[Data records]
•••••
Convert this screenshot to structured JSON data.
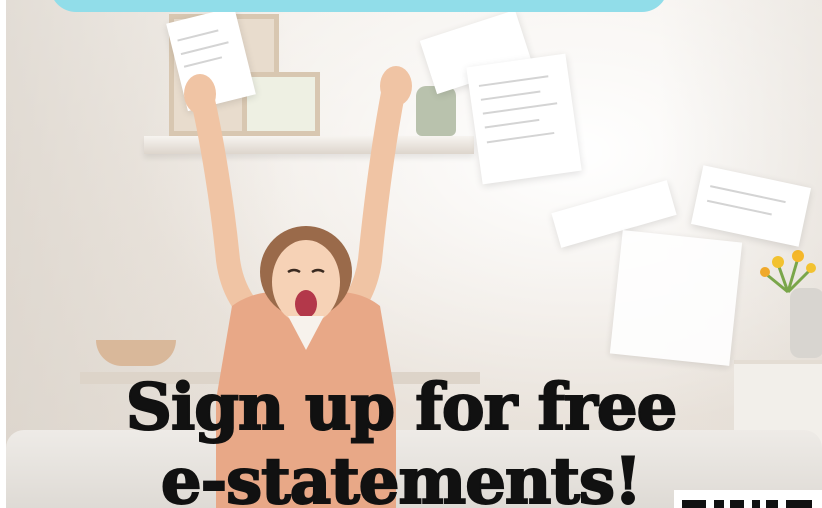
{
  "headline": {
    "line1": "Sign up for free",
    "line2": "e-statements!"
  },
  "colors": {
    "banner": "#91dde9",
    "headline": "#111111",
    "shirt": "#e8a887",
    "background": "#f4f0eb"
  },
  "icons": {
    "qr": "qr-code-icon"
  }
}
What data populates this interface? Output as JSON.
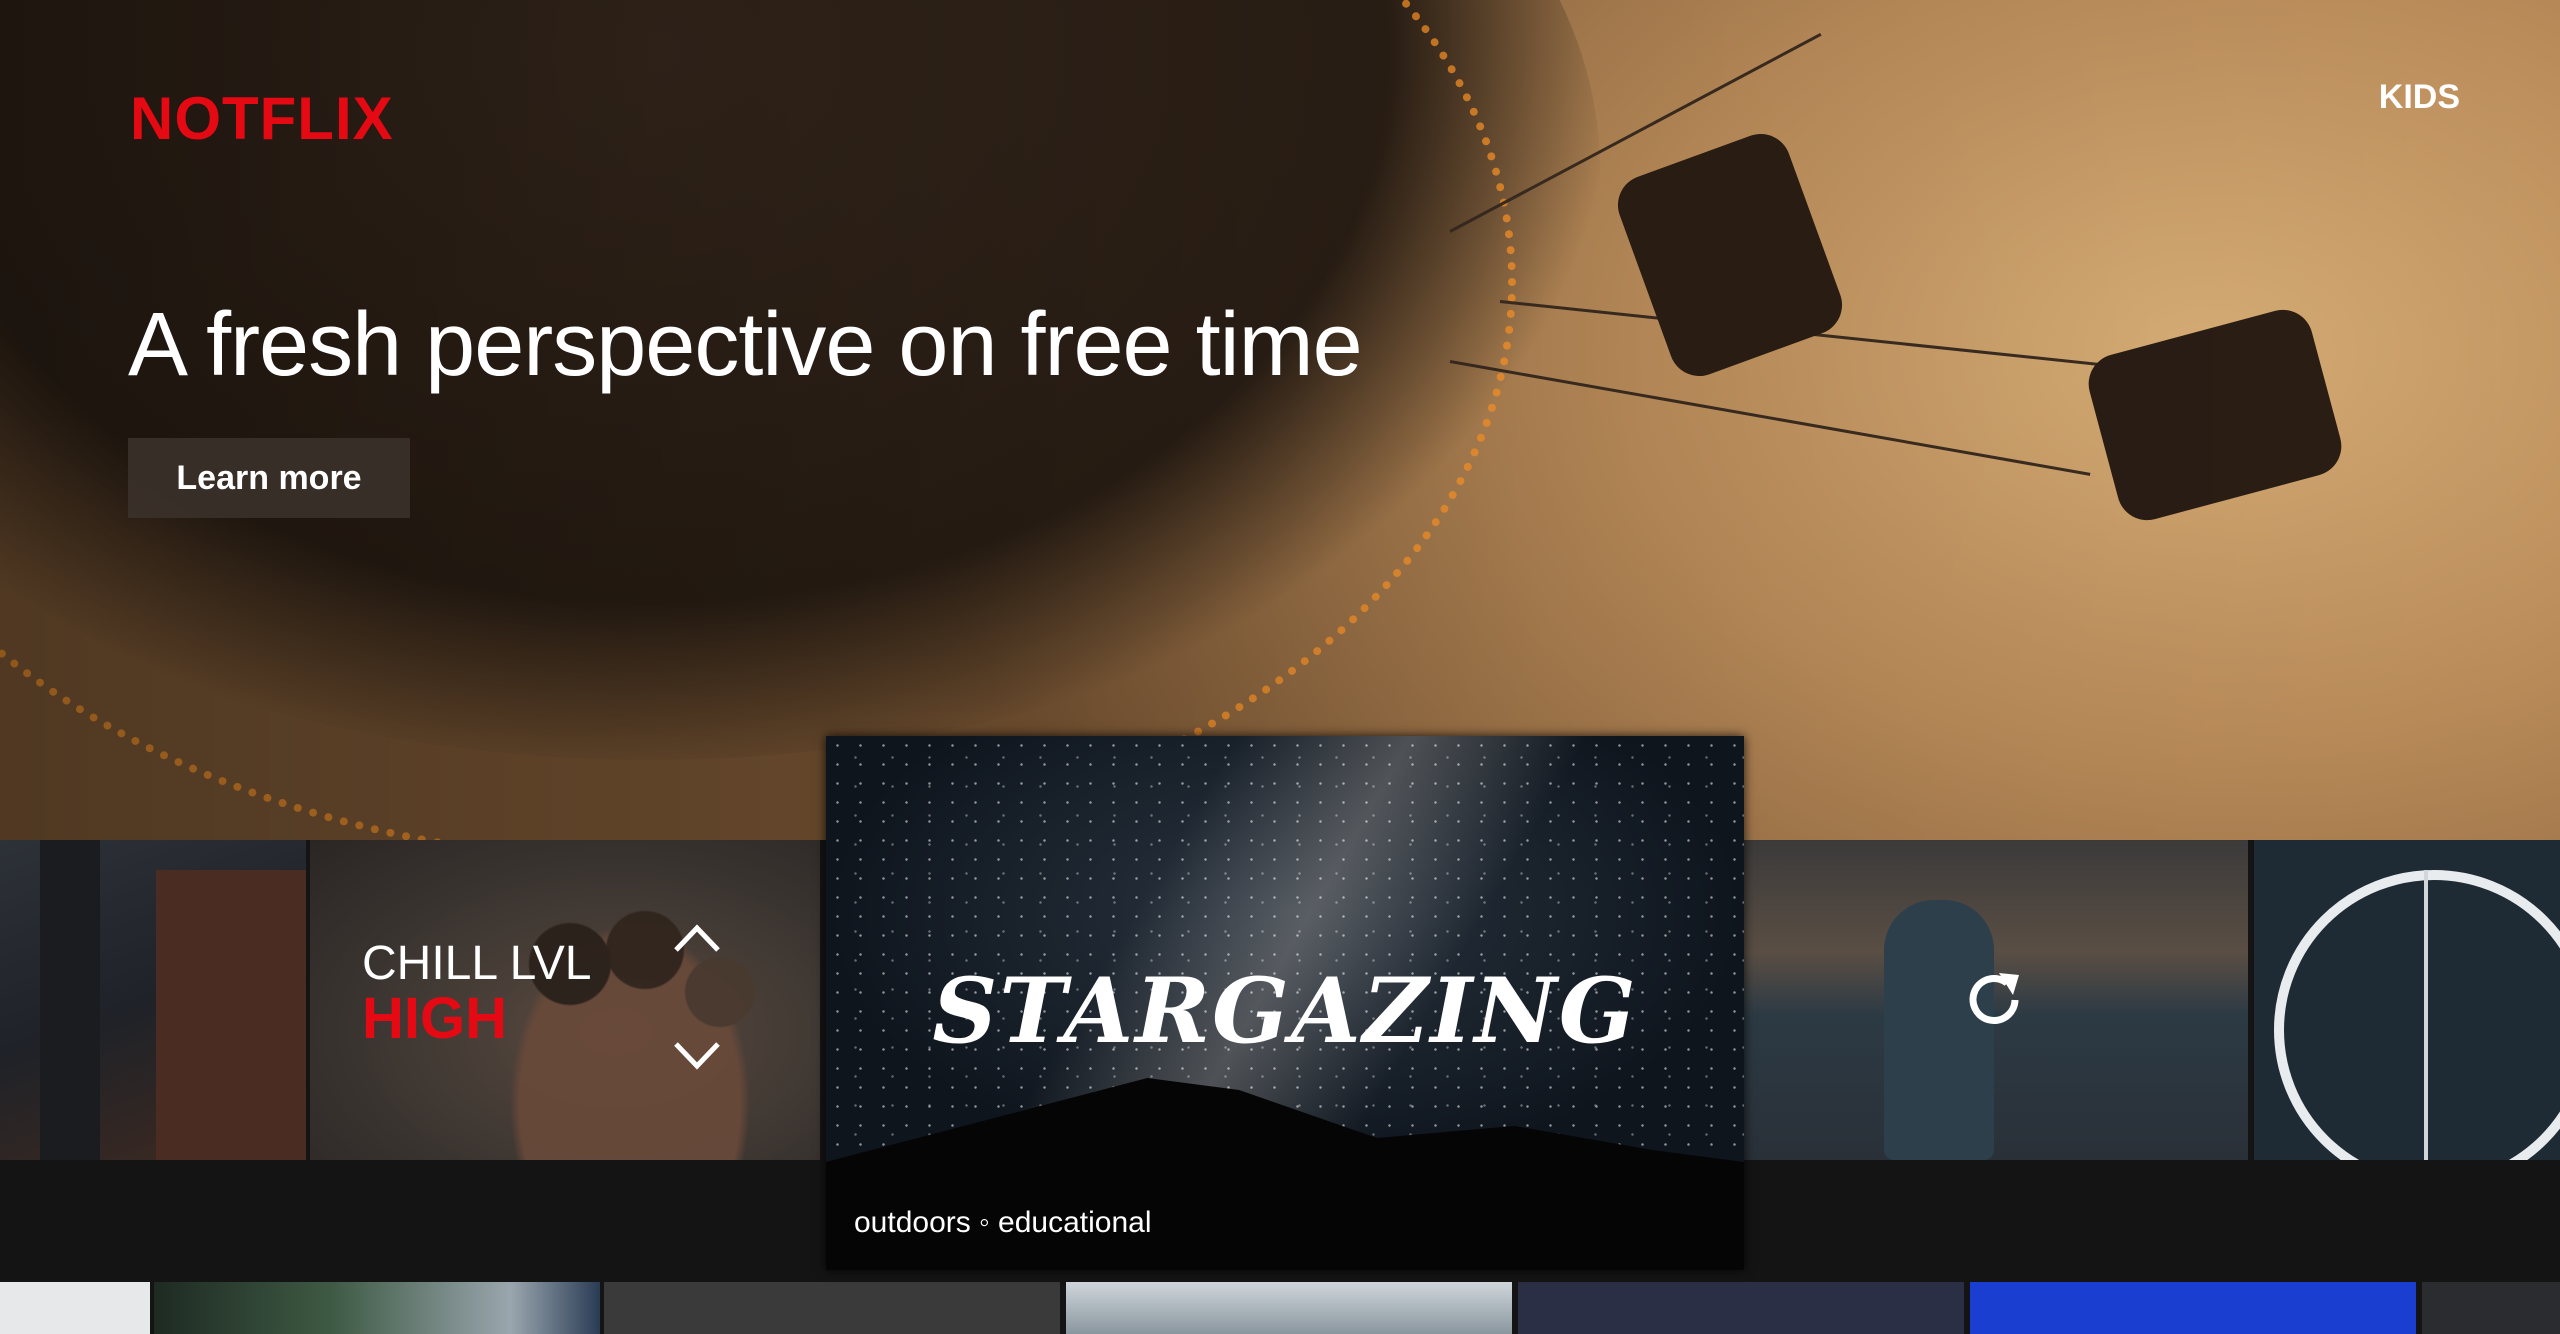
{
  "brand": {
    "name": "NOTFLIX"
  },
  "nav": {
    "kids_label": "KIDS"
  },
  "hero": {
    "title": "A fresh perspective on free time",
    "cta_label": "Learn more"
  },
  "chill": {
    "label": "CHILL LVL",
    "level": "HIGH",
    "up_icon": "chevron-up-icon",
    "down_icon": "chevron-down-icon"
  },
  "featured": {
    "title": "STARGAZING",
    "tags": "outdoors ◦ educational"
  },
  "shuffle": {
    "icon": "refresh-icon"
  },
  "colors": {
    "brand_red": "#e50914",
    "background": "#141414",
    "text": "#ffffff"
  }
}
•••••
» What the task requires
Search the preceding listing for the word "JSON" and pull out every line that holds it.

» Output of the exercise
Convert this screenshot to structured JSON data.
What data populates this interface? Output as JSON.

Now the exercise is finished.